▸ WHAT YOU ARE ASKED TO DO: Locate the word "三合玄机诗" in the material, then show every line that holds it.

▸ DATA SHOWN:
▼

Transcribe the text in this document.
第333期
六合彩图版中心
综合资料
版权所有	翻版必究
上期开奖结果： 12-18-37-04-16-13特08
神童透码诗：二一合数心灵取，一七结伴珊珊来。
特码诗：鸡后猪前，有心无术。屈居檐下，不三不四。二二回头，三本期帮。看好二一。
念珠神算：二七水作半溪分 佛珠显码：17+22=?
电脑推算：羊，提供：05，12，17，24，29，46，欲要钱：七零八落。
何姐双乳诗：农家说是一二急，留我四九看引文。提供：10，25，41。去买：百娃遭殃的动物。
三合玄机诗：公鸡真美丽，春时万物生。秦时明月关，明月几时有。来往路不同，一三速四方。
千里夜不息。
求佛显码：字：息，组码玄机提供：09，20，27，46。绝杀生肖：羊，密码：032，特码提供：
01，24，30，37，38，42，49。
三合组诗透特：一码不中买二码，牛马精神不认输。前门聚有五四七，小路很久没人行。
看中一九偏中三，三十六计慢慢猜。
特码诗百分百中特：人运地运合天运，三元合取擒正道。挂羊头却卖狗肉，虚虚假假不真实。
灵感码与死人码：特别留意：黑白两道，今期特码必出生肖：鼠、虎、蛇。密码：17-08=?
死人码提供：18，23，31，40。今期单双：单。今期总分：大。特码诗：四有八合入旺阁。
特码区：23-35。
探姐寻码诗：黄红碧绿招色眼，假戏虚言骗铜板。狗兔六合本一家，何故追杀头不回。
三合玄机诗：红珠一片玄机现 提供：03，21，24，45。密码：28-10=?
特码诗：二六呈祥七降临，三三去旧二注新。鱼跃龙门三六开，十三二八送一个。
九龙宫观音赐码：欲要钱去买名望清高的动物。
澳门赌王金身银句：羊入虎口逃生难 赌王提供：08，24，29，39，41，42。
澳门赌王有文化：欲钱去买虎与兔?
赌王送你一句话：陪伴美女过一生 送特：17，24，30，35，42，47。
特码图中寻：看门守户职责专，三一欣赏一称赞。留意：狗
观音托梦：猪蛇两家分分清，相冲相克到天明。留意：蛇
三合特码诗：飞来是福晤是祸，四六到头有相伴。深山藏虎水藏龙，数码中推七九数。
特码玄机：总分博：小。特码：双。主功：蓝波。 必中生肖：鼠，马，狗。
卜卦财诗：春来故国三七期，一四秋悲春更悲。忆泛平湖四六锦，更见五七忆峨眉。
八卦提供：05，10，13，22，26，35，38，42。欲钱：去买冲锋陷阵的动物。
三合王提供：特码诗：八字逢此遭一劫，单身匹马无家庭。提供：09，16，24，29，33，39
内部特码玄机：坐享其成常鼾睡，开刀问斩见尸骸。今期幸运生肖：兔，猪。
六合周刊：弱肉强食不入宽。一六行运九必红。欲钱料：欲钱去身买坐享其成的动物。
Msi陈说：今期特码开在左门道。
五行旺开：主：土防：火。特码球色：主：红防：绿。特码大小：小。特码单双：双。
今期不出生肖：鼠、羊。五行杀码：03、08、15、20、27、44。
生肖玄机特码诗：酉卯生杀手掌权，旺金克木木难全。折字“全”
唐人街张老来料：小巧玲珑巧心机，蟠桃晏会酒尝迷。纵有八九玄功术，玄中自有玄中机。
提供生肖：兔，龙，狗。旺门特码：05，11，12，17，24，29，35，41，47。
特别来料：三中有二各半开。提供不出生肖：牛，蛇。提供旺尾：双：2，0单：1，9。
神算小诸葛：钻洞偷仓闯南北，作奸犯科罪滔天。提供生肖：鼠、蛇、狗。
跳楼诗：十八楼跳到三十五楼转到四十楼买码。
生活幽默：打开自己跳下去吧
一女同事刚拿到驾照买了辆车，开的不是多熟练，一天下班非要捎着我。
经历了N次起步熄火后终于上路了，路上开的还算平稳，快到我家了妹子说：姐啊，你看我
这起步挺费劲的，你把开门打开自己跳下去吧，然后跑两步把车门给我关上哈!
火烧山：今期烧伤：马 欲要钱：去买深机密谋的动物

▲

▸ RESULT:
三合玄机诗：公鸡真美丽，春时万物生。秦时明月关，明月几时有。来往路不同，一三速四方。
三合玄机诗：红珠一片玄机现 提供：03，21，24，45。密码：28-10=?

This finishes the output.